→ Supplied material:

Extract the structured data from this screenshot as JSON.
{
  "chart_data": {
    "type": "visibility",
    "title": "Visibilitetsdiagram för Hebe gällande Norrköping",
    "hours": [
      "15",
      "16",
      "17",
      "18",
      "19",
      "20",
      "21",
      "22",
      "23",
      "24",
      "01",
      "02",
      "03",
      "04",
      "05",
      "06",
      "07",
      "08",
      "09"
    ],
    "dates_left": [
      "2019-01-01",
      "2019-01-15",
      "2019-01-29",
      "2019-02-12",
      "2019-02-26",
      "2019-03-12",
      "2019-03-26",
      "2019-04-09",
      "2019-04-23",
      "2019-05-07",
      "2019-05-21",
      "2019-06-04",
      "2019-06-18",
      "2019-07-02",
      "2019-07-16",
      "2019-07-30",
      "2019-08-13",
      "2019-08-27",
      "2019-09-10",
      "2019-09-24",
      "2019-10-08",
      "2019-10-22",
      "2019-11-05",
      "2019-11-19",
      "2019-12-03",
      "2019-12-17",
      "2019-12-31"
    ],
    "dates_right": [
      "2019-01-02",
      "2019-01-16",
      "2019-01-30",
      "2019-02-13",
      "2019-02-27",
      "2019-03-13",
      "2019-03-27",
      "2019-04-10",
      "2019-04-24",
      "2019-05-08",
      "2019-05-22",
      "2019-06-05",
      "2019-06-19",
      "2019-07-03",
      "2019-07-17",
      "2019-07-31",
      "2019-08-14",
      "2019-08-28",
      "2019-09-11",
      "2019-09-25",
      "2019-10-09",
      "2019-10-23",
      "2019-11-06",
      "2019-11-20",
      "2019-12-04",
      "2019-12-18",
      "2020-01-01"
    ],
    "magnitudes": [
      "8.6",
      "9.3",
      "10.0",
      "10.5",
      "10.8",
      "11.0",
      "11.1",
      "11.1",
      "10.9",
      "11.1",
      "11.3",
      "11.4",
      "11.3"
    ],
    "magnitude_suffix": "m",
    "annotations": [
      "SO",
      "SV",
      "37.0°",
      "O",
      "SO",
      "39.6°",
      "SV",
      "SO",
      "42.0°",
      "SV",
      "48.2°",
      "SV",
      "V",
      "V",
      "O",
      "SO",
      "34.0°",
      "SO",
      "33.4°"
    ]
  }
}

→ Task brief: Please give back all of the records exactly as written.

→ Written solution:
Extract the structured data from this screenshot as JSON.
{
  "chart_data": {
    "type": "visibility",
    "title": "Visibilitetsdiagram för Hebe gällande Norrköping",
    "hours": [
      "15",
      "16",
      "17",
      "18",
      "19",
      "20",
      "21",
      "22",
      "23",
      "24",
      "01",
      "02",
      "03",
      "04",
      "05",
      "06",
      "07",
      "08",
      "09"
    ],
    "dates_left": [
      "2019-01-01",
      "2019-01-15",
      "2019-01-29",
      "2019-02-12",
      "2019-02-26",
      "2019-03-12",
      "2019-03-26",
      "2019-04-09",
      "2019-04-23",
      "2019-05-07",
      "2019-05-21",
      "2019-06-04",
      "2019-06-18",
      "2019-07-02",
      "2019-07-16",
      "2019-07-30",
      "2019-08-13",
      "2019-08-27",
      "2019-09-10",
      "2019-09-24",
      "2019-10-08",
      "2019-10-22",
      "2019-11-05",
      "2019-11-19",
      "2019-12-03",
      "2019-12-17",
      "2019-12-31"
    ],
    "dates_right": [
      "2019-01-02",
      "2019-01-16",
      "2019-01-30",
      "2019-02-13",
      "2019-02-27",
      "2019-03-13",
      "2019-03-27",
      "2019-04-10",
      "2019-04-24",
      "2019-05-08",
      "2019-05-22",
      "2019-06-05",
      "2019-06-19",
      "2019-07-03",
      "2019-07-17",
      "2019-07-31",
      "2019-08-14",
      "2019-08-28",
      "2019-09-11",
      "2019-09-25",
      "2019-10-09",
      "2019-10-23",
      "2019-11-06",
      "2019-11-20",
      "2019-12-04",
      "2019-12-18",
      "2020-01-01"
    ],
    "magnitudes": [
      "8.6",
      "9.3",
      "10.0",
      "10.5",
      "10.8",
      "11.0",
      "11.1",
      "11.1",
      "10.9",
      "11.1",
      "11.3",
      "11.4",
      "11.3"
    ],
    "magnitude_suffix": "m",
    "annotations": [
      "SO",
      "SV",
      "37.0°",
      "O",
      "SO",
      "39.6°",
      "SV",
      "SO",
      "42.0°",
      "SV",
      "48.2°",
      "SV",
      "V",
      "V",
      "O",
      "SO",
      "34.0°",
      "SO",
      "33.4°"
    ]
  }
}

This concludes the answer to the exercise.